[Data provided]
▼

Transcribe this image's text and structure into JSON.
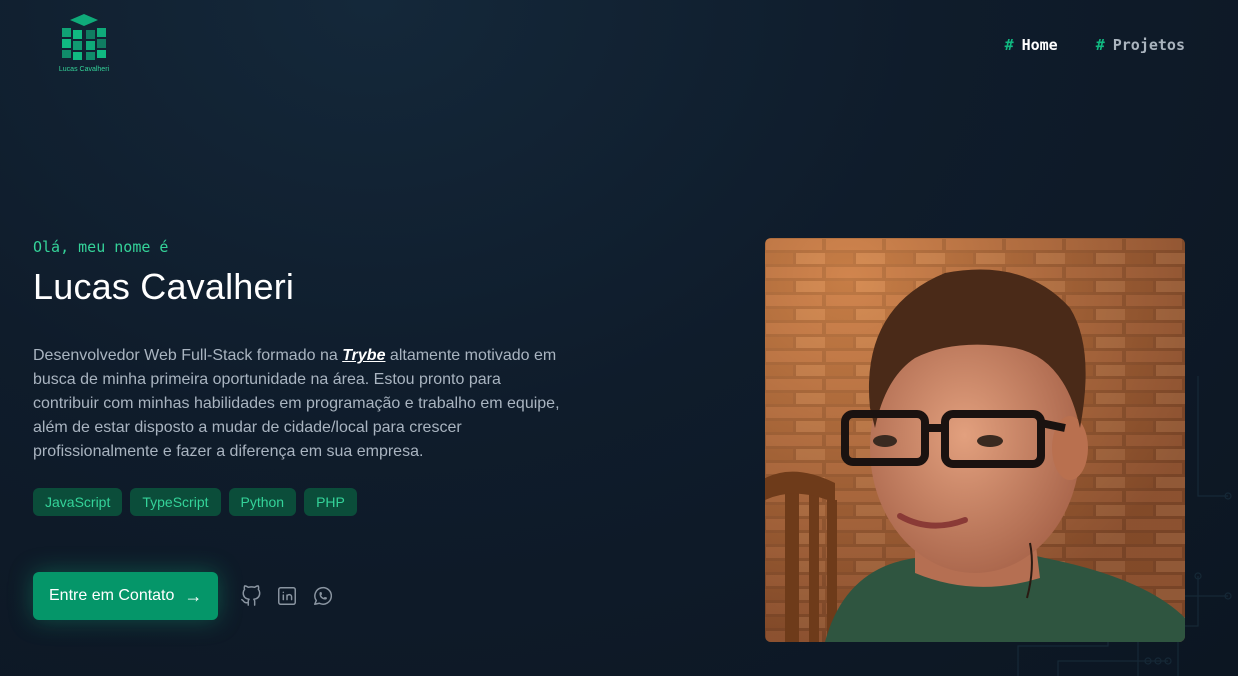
{
  "header": {
    "logo_text": "Lucas Cavalheri",
    "nav": [
      {
        "hash": "#",
        "label": "Home",
        "active": true
      },
      {
        "hash": "#",
        "label": "Projetos",
        "active": false
      }
    ]
  },
  "hero": {
    "greeting": "Olá, meu nome é",
    "name": "Lucas Cavalheri",
    "description_before": "Desenvolvedor Web Full-Stack formado na ",
    "description_brand": "Trybe",
    "description_after": " altamente motivado em busca de minha primeira oportunidade na área. Estou pronto para contribuir com minhas habilidades em programação e trabalho em equipe, além de estar disposto a mudar de cidade/local para crescer profissionalmente e fazer a diferença em sua empresa.",
    "tags": [
      "JavaScript",
      "TypeScript",
      "Python",
      "PHP"
    ],
    "cta_label": "Entre em Contato",
    "cta_icon": "arrow-right-icon",
    "socials": [
      "github-icon",
      "linkedin-icon",
      "whatsapp-icon"
    ]
  },
  "colors": {
    "accent": "#10b981",
    "accent_light": "#34d399",
    "background": "#0f1c2b",
    "tag_bg": "#0b4d3a"
  }
}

▲

[To be done] Each entry gets copied exactly; the pictures stay out.

[Task result]
Transcribe this image's text and structure into JSON.
{
  "header": {
    "logo_text": "Lucas Cavalheri",
    "nav": [
      {
        "hash": "#",
        "label": "Home",
        "active": true
      },
      {
        "hash": "#",
        "label": "Projetos",
        "active": false
      }
    ]
  },
  "hero": {
    "greeting": "Olá, meu nome é",
    "name": "Lucas Cavalheri",
    "description_before": "Desenvolvedor Web Full-Stack formado na ",
    "description_brand": "Trybe",
    "description_after": " altamente motivado em busca de minha primeira oportunidade na área. Estou pronto para contribuir com minhas habilidades em programação e trabalho em equipe, além de estar disposto a mudar de cidade/local para crescer profissionalmente e fazer a diferença em sua empresa.",
    "tags": [
      "JavaScript",
      "TypeScript",
      "Python",
      "PHP"
    ],
    "cta_label": "Entre em Contato",
    "cta_icon": "arrow-right-icon",
    "socials": [
      "github-icon",
      "linkedin-icon",
      "whatsapp-icon"
    ]
  },
  "colors": {
    "accent": "#10b981",
    "accent_light": "#34d399",
    "background": "#0f1c2b",
    "tag_bg": "#0b4d3a"
  }
}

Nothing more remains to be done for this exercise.